** Start of Records for this task **

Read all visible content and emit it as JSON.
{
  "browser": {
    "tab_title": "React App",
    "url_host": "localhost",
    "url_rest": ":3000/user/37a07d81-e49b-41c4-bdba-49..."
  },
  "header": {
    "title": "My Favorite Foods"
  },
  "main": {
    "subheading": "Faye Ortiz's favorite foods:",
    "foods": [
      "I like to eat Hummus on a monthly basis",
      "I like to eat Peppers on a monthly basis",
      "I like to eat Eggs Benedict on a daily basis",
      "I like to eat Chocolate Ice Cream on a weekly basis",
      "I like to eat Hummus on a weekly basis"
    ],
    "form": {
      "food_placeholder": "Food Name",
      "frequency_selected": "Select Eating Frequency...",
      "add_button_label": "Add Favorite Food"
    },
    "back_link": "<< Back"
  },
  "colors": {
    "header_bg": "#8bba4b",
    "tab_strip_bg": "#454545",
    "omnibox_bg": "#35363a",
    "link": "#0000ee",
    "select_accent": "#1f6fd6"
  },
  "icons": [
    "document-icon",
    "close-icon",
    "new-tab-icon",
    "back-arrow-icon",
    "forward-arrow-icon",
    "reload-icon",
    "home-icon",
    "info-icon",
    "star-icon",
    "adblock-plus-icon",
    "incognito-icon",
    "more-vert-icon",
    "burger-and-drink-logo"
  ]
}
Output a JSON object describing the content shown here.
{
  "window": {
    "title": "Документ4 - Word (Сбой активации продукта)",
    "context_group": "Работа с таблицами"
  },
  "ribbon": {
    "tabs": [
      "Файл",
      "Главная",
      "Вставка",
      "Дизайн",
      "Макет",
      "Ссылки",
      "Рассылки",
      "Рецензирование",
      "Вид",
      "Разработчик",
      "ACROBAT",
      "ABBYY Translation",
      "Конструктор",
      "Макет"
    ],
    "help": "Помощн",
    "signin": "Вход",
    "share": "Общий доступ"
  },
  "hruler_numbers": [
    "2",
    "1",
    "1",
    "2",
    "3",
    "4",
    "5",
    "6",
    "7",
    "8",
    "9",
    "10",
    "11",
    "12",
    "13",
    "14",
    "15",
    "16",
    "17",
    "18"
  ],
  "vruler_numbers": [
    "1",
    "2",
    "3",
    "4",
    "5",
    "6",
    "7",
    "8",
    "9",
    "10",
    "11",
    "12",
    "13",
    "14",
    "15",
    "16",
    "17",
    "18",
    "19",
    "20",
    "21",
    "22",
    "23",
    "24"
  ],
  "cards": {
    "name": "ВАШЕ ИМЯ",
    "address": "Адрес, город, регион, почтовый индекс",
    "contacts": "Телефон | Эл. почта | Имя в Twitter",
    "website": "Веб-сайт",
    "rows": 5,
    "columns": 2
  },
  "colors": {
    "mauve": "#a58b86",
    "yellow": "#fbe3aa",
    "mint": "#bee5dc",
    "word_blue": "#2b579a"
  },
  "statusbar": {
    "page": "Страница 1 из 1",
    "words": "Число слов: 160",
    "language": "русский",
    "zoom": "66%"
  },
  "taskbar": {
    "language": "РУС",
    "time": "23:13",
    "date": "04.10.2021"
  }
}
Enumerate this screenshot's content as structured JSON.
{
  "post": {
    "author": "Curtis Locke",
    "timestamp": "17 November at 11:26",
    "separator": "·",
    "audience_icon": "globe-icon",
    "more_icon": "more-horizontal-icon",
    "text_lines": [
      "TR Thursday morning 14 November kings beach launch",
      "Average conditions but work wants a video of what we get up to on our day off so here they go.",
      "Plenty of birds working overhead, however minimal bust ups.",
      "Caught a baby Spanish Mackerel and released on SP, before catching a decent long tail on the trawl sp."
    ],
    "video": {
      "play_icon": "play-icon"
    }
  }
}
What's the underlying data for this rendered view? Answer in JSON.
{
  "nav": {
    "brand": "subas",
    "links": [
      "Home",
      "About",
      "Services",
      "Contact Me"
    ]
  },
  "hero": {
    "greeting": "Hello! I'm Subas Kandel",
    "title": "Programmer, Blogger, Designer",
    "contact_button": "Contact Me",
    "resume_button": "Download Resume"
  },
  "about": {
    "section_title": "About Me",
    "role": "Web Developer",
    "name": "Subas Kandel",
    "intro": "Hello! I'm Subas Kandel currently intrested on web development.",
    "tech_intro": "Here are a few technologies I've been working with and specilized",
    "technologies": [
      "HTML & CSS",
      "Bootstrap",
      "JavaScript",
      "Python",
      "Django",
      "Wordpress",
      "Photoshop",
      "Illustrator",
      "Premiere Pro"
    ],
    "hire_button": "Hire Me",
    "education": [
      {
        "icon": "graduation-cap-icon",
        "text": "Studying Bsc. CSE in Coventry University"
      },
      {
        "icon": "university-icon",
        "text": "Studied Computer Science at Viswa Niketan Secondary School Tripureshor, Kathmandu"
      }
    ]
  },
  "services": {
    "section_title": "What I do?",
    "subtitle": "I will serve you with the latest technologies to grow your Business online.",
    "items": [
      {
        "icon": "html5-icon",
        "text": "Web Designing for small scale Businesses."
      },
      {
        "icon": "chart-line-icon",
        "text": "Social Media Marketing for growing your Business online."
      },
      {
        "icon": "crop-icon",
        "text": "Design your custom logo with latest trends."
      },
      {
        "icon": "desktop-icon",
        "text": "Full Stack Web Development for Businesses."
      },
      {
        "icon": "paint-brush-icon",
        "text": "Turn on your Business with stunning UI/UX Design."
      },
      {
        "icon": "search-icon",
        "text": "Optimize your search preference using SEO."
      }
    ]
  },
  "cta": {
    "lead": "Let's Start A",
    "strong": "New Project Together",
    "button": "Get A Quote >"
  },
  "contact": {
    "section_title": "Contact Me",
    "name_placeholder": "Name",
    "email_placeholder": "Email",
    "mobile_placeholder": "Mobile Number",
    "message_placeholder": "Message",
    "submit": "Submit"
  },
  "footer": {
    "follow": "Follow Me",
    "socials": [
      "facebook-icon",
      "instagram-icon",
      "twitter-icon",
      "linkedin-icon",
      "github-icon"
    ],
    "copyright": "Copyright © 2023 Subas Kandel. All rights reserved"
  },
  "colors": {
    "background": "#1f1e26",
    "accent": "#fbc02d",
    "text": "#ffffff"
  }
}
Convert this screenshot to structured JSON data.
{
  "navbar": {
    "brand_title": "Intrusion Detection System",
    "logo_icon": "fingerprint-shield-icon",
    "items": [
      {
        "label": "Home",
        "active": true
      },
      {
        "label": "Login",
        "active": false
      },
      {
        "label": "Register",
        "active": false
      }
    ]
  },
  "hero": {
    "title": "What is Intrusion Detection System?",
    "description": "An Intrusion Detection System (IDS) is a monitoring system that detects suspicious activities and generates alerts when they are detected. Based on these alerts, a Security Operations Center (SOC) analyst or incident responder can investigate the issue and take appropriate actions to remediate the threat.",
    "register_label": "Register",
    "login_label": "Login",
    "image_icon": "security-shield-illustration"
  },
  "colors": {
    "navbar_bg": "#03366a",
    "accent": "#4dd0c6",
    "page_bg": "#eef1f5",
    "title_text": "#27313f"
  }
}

** End of Records for this task **

* **Your instructions**
Where a line of the entries contains the word "like", copy that line.

* **Correct result**
      "I like to eat Hummus on a monthly basis",
      "I like to eat Peppers on a monthly basis",
      "I like to eat Eggs Benedict on a daily basis",
      "I like to eat Chocolate Ice Cream on a weekly basis",
      "I like to eat Hummus on a weekly basis"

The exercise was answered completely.